— begin Data section —

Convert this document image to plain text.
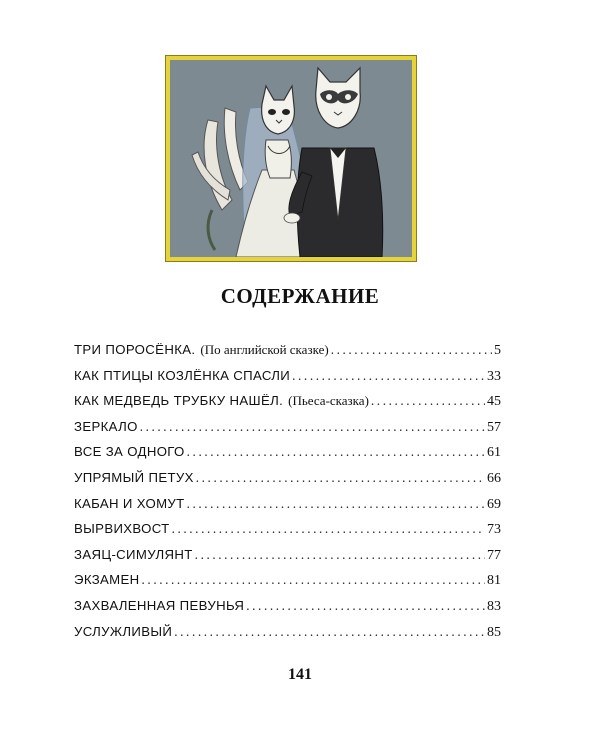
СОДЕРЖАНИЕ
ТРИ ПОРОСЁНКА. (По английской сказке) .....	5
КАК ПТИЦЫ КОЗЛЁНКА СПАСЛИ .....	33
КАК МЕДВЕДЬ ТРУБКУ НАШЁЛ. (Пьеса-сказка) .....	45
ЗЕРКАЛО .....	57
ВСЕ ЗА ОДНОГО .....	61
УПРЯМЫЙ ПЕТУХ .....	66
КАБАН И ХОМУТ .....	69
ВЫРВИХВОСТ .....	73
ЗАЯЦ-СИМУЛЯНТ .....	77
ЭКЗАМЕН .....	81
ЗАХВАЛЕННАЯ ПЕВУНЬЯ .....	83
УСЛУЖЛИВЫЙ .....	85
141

— end Data section —
— begin Data section —

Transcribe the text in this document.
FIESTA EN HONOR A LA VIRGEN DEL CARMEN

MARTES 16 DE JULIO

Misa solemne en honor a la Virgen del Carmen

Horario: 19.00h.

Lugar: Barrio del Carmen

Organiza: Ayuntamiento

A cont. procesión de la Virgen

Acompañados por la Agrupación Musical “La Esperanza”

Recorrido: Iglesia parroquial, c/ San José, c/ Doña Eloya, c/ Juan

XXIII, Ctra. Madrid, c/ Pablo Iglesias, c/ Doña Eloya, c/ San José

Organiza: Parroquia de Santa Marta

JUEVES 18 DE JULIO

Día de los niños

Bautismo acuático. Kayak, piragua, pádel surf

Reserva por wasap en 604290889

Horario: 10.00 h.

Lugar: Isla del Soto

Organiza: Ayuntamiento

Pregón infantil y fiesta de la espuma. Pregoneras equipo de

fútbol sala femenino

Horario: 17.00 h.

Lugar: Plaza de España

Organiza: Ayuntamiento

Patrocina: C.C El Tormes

— end Data section —
— begin Data section —

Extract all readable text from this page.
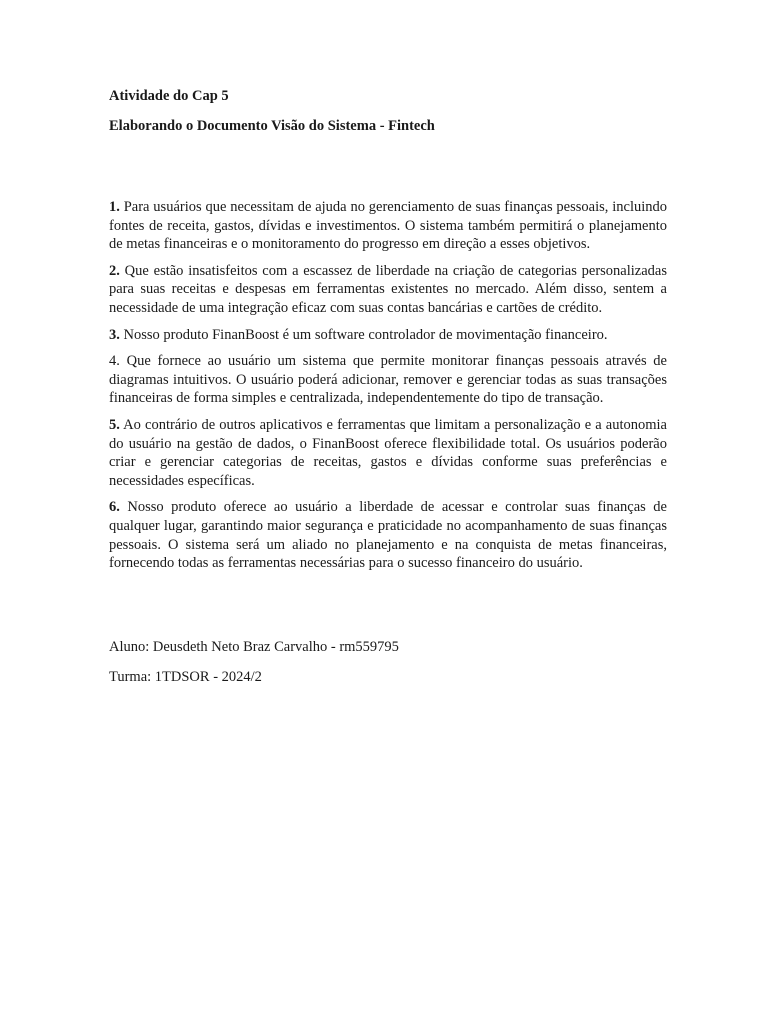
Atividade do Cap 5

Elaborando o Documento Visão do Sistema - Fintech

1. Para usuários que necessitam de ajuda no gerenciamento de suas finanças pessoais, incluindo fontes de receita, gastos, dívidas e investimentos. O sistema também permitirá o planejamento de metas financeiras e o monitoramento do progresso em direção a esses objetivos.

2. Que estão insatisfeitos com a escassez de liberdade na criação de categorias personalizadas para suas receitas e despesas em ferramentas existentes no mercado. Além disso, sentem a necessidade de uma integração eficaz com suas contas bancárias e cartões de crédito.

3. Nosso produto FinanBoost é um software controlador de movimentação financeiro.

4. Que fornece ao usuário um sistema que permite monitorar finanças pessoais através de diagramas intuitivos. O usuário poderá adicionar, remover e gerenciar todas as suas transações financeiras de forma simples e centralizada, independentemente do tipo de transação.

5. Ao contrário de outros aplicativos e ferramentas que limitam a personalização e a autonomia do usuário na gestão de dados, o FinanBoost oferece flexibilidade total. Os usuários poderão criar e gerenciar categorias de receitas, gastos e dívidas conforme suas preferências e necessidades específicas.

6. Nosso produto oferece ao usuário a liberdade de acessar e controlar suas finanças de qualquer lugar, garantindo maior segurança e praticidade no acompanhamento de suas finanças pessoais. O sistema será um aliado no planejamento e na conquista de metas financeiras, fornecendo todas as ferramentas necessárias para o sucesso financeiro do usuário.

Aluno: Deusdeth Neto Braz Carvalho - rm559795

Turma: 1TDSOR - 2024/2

— end Data section —

Instructions for the task — Look through the listing and extract every line with "FinanBoost" in it.

Solution —
3. Nosso produto FinanBoost é um software controlador de movimentação financeiro.
5. Ao contrário de outros aplicativos e ferramentas que limitam a personalização e a autonomia do usuário na gestão de dados, o FinanBoost oferece flexibilidade total. Os usuários poderão criar e gerenciar categorias de receitas, gastos e dívidas conforme suas preferências e necessidades específicas.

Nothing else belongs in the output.